● **Records to process**
________

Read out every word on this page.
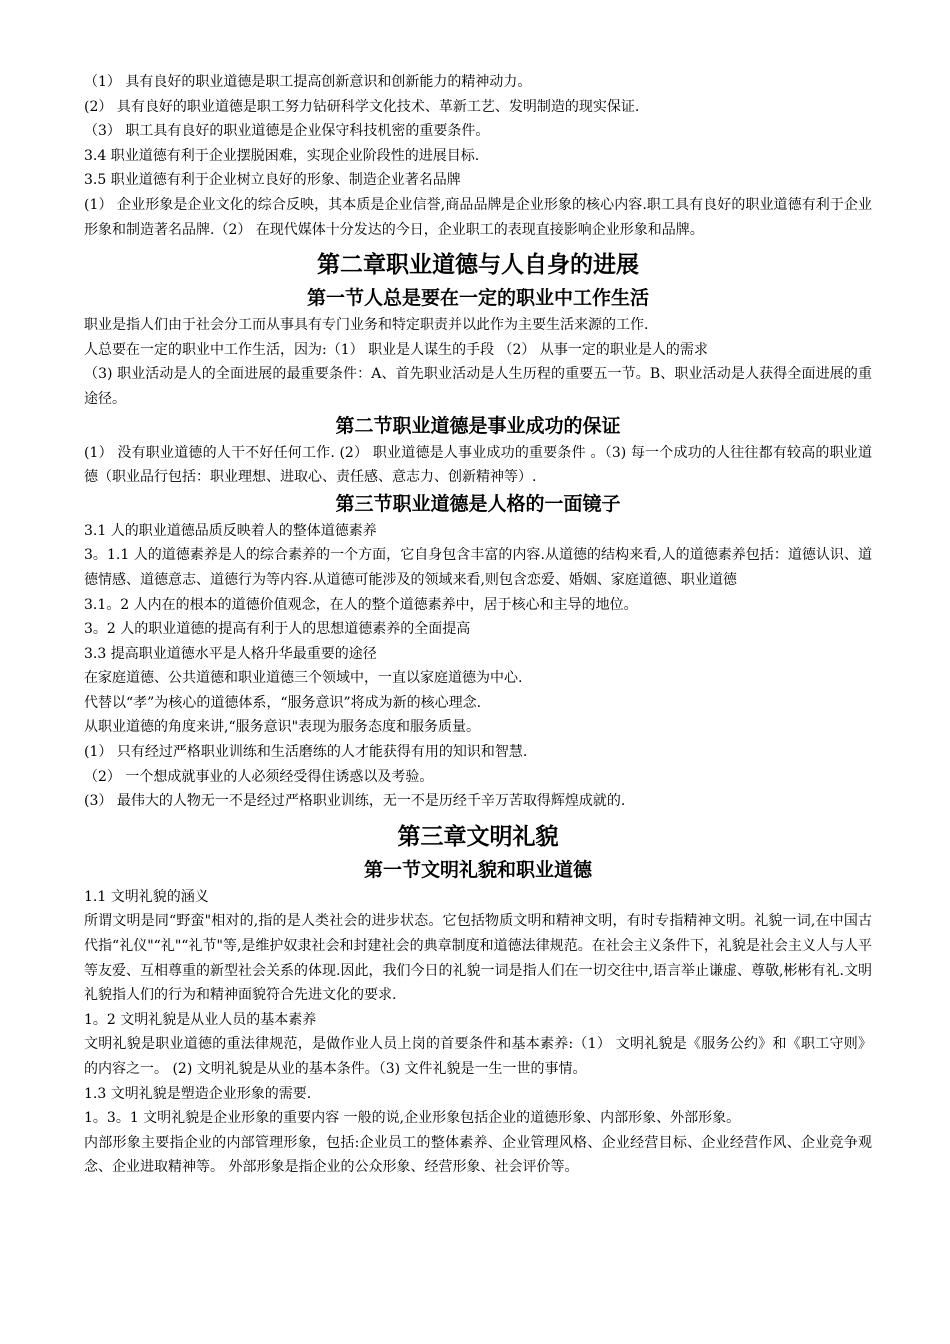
（1） 具有良好的职业道德是职工提高创新意识和创新能力的精神动力。

(2） 具有良好的职业道德是职工努力钻研科学文化技术、革新工艺、发明制造的现实保证.

（3） 职工具有良好的职业道德是企业保守科技机密的重要条件。

3.4 职业道德有利于企业摆脱困难，实现企业阶段性的进展目标.

3.5 职业道德有利于企业树立良好的形象、制造企业著名品牌

(1） 企业形象是企业文化的综合反映，其本质是企业信誉,商品品牌是企业形象的核心内容.职工具有良好的职业道德有利于企业形象和制造著名品牌.（2） 在现代媒体十分发达的今日，企业职工的表现直接影响企业形象和品牌。

第二章职业道德与人自身的进展
第一节人总是要在一定的职业中工作生活

职业是指人们由于社会分工而从事具有专门业务和特定职责并以此作为主要生活来源的工作.

人总要在一定的职业中工作生活，因为:（1） 职业是人谋生的手段 （2） 从事一定的职业是人的需求

（3) 职业活动是人的全面进展的最重要条件：A、首先职业活动是人生历程的重要五一节。B、职业活动是人获得全面进展的重途径。

第二节职业道德是事业成功的保证

(1） 没有职业道德的人干不好任何工作. (2） 职业道德是人事业成功的重要条件 。（3) 每一个成功的人往往都有较高的职业道德（职业品行包括：职业理想、进取心、责任感、意志力、创新精神等）.

第三节职业道德是人格的一面镜子

3.1 人的职业道德品质反映着人的整体道德素养

3。1.1 人的道德素养是人的综合素养的一个方面，它自身包含丰富的内容.从道德的结构来看,人的道德素养包括：道德认识、道德情感、道德意志、道德行为等内容.从道德可能涉及的领域来看,则包含恋爱、婚姻、家庭道德、职业道德

3.1。2 人内在的根本的道德价值观念，在人的整个道德素养中，居于核心和主导的地位。

3。2 人的职业道德的提高有利于人的思想道德素养的全面提高

3.3 提高职业道德水平是人格升华最重要的途径

在家庭道德、公共道德和职业道德三个领域中，一直以家庭道德为中心.

代替以“孝”为核心的道德体系，“服务意识”将成为新的核心理念.

从职业道德的角度来讲,“服务意识"表现为服务态度和服务质量。

(1） 只有经过严格职业训练和生活磨练的人才能获得有用的知识和智慧.

（2） 一个想成就事业的人必须经受得住诱惑以及考验。

(3） 最伟大的人物无一不是经过严格职业训练，无一不是历经千辛万苦取得辉煌成就的.

第三章文明礼貌
第一节文明礼貌和职业道德

1.1 文明礼貌的涵义

所谓文明是同“野蛮"相对的,指的是人类社会的进步状态。它包括物质文明和精神文明，有时专指精神文明。礼貌一词,在中国古代指“礼仪"“礼"“礼节"等,是维护奴隶社会和封建社会的典章制度和道德法律规范。在社会主义条件下，礼貌是社会主义人与人平等友爱、互相尊重的新型社会关系的体现.因此，我们今日的礼貌一词是指人们在一切交往中,语言举止谦虚、尊敬,彬彬有礼.文明礼貌指人们的行为和精神面貌符合先进文化的要求.

1。2 文明礼貌是从业人员的基本素养

文明礼貌是职业道德的重法律规范，是做作业人员上岗的首要条件和基本素养:（1） 文明礼貌是《服务公约》和《职工守则》的内容之一。 (2) 文明礼貌是从业的基本条件。（3) 文件礼貌是一生一世的事情。

1.3 文明礼貌是塑造企业形象的需要.

1。3。1 文明礼貌是企业形象的重要内容 一般的说,企业形象包括企业的道德形象、内部形象、外部形象。

内部形象主要指企业的内部管理形象，包括:企业员工的整体素养、企业管理风格、企业经营目标、企业经营作风、企业竞争观念、企业进取精神等。 外部形象是指企业的公众形象、经营形象、社会评价等。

________

● **Task requirements**
Make an exact copy of the data, leaving its pictures out.

● **Complete output**
Read out every word on this page.
（1） 具有良好的职业道德是职工提高创新意识和创新能力的精神动力。

(2） 具有良好的职业道德是职工努力钻研科学文化技术、革新工艺、发明制造的现实保证.

（3） 职工具有良好的职业道德是企业保守科技机密的重要条件。

3.4 职业道德有利于企业摆脱困难，实现企业阶段性的进展目标.

3.5 职业道德有利于企业树立良好的形象、制造企业著名品牌

(1） 企业形象是企业文化的综合反映，其本质是企业信誉,商品品牌是企业形象的核心内容.职工具有良好的职业道德有利于企业形象和制造著名品牌.（2） 在现代媒体十分发达的今日，企业职工的表现直接影响企业形象和品牌。

第二章职业道德与人自身的进展
第一节人总是要在一定的职业中工作生活

职业是指人们由于社会分工而从事具有专门业务和特定职责并以此作为主要生活来源的工作.

人总要在一定的职业中工作生活，因为:（1） 职业是人谋生的手段 （2） 从事一定的职业是人的需求

（3) 职业活动是人的全面进展的最重要条件：A、首先职业活动是人生历程的重要五一节。B、职业活动是人获得全面进展的重途径。

第二节职业道德是事业成功的保证

(1） 没有职业道德的人干不好任何工作. (2） 职业道德是人事业成功的重要条件 。（3) 每一个成功的人往往都有较高的职业道德（职业品行包括：职业理想、进取心、责任感、意志力、创新精神等）.

第三节职业道德是人格的一面镜子

3.1 人的职业道德品质反映着人的整体道德素养

3。1.1 人的道德素养是人的综合素养的一个方面，它自身包含丰富的内容.从道德的结构来看,人的道德素养包括：道德认识、道德情感、道德意志、道德行为等内容.从道德可能涉及的领域来看,则包含恋爱、婚姻、家庭道德、职业道德

3.1。2 人内在的根本的道德价值观念，在人的整个道德素养中，居于核心和主导的地位。

3。2 人的职业道德的提高有利于人的思想道德素养的全面提高

3.3 提高职业道德水平是人格升华最重要的途径

在家庭道德、公共道德和职业道德三个领域中，一直以家庭道德为中心.

代替以“孝”为核心的道德体系，“服务意识”将成为新的核心理念.

从职业道德的角度来讲,“服务意识"表现为服务态度和服务质量。

(1） 只有经过严格职业训练和生活磨练的人才能获得有用的知识和智慧.

（2） 一个想成就事业的人必须经受得住诱惑以及考验。

(3） 最伟大的人物无一不是经过严格职业训练，无一不是历经千辛万苦取得辉煌成就的.

第三章文明礼貌
第一节文明礼貌和职业道德

1.1 文明礼貌的涵义

所谓文明是同“野蛮"相对的,指的是人类社会的进步状态。它包括物质文明和精神文明，有时专指精神文明。礼貌一词,在中国古代指“礼仪"“礼"“礼节"等,是维护奴隶社会和封建社会的典章制度和道德法律规范。在社会主义条件下，礼貌是社会主义人与人平等友爱、互相尊重的新型社会关系的体现.因此，我们今日的礼貌一词是指人们在一切交往中,语言举止谦虚、尊敬,彬彬有礼.文明礼貌指人们的行为和精神面貌符合先进文化的要求.

1。2 文明礼貌是从业人员的基本素养

文明礼貌是职业道德的重法律规范，是做作业人员上岗的首要条件和基本素养:（1） 文明礼貌是《服务公约》和《职工守则》的内容之一。 (2) 文明礼貌是从业的基本条件。（3) 文件礼貌是一生一世的事情。

1.3 文明礼貌是塑造企业形象的需要.

1。3。1 文明礼貌是企业形象的重要内容 一般的说,企业形象包括企业的道德形象、内部形象、外部形象。

内部形象主要指企业的内部管理形象，包括:企业员工的整体素养、企业管理风格、企业经营目标、企业经营作风、企业竞争观念、企业进取精神等。 外部形象是指企业的公众形象、经营形象、社会评价等。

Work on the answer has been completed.